## Data entries

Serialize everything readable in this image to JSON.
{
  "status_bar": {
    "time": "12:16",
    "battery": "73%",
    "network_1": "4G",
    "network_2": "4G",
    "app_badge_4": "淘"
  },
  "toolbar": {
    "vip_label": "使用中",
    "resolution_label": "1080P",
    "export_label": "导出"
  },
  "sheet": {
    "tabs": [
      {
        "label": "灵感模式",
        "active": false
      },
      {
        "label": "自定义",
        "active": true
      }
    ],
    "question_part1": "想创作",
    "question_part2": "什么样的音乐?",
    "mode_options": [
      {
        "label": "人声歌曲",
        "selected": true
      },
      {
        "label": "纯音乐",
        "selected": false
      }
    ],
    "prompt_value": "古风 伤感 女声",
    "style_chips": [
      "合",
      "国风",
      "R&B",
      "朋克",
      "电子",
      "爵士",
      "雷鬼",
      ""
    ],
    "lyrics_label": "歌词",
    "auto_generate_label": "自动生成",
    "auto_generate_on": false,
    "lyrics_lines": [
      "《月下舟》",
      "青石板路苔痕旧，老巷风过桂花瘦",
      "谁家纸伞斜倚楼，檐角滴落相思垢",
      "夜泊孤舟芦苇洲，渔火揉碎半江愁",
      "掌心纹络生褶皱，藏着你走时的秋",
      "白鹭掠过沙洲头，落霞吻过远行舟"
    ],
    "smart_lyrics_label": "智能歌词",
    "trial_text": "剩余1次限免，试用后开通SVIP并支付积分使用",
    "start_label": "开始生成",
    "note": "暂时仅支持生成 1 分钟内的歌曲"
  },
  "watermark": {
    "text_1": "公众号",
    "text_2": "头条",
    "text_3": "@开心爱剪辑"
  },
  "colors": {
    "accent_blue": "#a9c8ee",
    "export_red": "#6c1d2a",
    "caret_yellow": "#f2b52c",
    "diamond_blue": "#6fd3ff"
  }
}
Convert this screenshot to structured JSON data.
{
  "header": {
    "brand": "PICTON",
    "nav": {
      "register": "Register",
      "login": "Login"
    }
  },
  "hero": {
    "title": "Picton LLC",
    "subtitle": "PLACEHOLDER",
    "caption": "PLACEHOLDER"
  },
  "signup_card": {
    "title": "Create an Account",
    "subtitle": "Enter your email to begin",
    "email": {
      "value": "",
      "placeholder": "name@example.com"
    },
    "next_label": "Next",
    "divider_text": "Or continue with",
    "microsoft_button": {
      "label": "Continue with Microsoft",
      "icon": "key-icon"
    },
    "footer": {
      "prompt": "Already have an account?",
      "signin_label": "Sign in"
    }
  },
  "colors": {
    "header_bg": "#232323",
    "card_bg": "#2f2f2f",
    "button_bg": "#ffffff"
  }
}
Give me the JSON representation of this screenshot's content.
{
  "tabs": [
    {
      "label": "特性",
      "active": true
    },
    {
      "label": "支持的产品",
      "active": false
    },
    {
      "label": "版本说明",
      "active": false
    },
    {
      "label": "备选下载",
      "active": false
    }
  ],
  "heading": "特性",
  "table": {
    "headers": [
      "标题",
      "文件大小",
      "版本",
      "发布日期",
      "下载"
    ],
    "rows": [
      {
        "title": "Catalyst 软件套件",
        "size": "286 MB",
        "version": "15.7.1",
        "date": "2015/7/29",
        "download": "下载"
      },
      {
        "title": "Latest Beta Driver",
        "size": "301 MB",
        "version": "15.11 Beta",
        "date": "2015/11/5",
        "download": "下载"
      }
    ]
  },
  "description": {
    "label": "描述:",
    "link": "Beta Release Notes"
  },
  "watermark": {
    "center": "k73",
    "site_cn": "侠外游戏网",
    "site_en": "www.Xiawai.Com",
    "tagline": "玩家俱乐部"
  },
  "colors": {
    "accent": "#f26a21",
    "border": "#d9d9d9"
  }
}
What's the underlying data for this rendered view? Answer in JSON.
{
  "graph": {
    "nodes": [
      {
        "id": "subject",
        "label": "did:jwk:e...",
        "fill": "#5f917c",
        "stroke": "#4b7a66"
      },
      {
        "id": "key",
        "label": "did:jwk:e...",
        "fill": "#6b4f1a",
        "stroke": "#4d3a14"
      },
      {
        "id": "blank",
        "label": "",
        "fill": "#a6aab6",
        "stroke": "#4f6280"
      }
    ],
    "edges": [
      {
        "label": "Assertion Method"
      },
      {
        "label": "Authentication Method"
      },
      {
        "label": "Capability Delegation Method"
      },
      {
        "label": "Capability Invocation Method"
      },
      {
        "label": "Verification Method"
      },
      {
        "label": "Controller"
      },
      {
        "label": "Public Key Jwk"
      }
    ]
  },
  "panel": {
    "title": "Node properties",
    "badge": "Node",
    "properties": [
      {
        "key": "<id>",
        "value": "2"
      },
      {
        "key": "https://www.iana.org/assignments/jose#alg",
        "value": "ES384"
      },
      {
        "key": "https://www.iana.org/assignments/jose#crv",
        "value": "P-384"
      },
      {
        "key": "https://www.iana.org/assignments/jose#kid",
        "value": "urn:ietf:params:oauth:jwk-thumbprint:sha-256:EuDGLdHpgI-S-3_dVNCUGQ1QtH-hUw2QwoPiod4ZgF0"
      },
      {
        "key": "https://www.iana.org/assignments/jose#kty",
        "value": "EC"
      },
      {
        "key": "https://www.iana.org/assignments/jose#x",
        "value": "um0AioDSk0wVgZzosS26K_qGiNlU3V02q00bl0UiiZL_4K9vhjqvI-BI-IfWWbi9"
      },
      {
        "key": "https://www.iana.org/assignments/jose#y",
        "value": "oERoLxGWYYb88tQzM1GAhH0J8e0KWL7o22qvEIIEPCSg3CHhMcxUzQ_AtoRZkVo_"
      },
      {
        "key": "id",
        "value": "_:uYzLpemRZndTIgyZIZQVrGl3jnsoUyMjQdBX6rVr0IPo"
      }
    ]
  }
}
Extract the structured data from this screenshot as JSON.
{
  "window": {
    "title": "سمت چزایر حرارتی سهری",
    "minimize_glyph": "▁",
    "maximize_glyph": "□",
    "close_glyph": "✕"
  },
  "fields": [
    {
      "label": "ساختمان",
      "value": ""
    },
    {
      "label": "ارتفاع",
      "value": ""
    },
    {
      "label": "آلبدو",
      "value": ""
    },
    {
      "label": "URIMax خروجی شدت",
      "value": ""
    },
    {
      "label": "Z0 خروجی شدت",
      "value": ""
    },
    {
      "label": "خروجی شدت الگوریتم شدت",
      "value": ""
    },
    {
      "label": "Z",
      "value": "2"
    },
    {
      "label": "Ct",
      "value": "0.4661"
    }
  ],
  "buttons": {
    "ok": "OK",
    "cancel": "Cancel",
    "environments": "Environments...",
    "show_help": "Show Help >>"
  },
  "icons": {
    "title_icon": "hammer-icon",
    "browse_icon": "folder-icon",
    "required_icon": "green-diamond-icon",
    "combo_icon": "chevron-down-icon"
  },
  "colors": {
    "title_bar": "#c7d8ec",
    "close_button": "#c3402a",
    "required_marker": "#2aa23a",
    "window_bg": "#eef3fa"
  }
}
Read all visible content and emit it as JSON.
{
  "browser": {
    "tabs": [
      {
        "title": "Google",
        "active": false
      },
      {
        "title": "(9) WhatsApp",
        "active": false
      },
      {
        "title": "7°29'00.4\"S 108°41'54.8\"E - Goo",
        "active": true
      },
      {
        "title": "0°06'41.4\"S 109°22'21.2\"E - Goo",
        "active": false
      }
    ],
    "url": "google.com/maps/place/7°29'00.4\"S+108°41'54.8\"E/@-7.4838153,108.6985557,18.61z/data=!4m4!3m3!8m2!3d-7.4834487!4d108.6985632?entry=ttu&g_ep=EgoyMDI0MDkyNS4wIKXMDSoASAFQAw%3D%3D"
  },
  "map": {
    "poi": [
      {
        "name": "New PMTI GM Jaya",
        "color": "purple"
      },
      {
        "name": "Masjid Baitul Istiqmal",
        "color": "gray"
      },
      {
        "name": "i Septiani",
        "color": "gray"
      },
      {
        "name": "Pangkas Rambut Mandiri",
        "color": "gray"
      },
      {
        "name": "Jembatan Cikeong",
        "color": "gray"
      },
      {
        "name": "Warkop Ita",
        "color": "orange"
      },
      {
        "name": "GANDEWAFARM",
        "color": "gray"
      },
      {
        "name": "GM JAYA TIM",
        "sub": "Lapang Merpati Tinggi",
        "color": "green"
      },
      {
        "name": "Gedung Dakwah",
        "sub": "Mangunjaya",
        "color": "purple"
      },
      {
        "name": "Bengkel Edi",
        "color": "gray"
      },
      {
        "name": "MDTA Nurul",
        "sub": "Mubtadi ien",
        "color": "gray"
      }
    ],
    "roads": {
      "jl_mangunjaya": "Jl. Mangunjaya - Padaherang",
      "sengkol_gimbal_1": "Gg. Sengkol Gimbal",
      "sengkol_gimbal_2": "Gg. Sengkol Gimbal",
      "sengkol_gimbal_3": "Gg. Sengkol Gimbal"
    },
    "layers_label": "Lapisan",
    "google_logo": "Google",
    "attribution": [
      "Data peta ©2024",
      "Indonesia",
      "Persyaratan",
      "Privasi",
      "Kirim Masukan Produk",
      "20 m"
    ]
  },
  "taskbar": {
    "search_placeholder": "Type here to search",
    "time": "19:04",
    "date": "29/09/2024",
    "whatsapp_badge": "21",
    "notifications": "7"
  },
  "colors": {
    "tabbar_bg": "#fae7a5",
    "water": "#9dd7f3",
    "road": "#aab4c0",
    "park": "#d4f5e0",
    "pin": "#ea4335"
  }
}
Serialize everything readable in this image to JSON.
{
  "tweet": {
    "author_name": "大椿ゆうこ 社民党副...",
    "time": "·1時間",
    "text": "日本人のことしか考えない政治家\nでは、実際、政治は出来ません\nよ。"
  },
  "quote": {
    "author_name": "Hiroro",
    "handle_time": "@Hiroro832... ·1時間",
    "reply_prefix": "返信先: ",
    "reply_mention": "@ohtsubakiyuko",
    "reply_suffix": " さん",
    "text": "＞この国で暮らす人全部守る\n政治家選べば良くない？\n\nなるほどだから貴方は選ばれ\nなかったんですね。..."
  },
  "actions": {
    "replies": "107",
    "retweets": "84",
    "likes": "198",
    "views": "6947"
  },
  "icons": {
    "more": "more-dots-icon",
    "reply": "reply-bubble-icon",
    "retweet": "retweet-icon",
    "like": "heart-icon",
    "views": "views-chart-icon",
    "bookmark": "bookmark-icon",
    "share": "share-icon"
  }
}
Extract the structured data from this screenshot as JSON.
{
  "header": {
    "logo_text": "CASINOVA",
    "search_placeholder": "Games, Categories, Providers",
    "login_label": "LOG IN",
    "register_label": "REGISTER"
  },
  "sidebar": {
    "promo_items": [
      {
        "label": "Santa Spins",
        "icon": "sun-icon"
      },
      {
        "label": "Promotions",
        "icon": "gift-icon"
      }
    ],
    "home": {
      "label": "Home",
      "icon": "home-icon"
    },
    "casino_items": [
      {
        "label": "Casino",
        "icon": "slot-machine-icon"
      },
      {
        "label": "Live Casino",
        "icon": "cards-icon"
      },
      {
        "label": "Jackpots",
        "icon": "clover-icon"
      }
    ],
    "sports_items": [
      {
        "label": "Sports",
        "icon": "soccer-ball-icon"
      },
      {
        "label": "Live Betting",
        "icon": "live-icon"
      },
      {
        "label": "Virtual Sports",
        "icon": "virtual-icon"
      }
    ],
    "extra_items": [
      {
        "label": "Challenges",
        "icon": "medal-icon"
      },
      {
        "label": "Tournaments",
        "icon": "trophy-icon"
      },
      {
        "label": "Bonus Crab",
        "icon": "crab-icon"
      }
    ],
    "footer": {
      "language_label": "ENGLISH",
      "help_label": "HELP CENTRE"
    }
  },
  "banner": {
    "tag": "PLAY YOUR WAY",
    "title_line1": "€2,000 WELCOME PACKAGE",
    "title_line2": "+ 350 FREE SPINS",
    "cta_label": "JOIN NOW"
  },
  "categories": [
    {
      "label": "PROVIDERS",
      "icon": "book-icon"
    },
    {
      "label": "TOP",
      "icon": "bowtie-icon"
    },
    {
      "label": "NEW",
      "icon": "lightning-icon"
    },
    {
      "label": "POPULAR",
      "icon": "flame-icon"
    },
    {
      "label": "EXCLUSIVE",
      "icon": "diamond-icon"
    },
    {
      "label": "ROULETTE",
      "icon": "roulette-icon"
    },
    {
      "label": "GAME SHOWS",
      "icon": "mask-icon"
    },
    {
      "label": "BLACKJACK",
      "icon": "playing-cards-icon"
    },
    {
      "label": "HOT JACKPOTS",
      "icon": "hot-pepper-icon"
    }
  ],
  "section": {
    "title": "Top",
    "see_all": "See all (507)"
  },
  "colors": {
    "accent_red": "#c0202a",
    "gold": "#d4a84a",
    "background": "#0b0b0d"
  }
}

## What you need to do
Using the material above, gather every line that includes "assignments".

## Solution for this task
        "key": "https://www.iana.org/assignments/jose#alg",
        "key": "https://www.iana.org/assignments/jose#crv",
        "key": "https://www.iana.org/assignments/jose#kid",
        "key": "https://www.iana.org/assignments/jose#kty",
        "key": "https://www.iana.org/assignments/jose#x",
        "key": "https://www.iana.org/assignments/jose#y",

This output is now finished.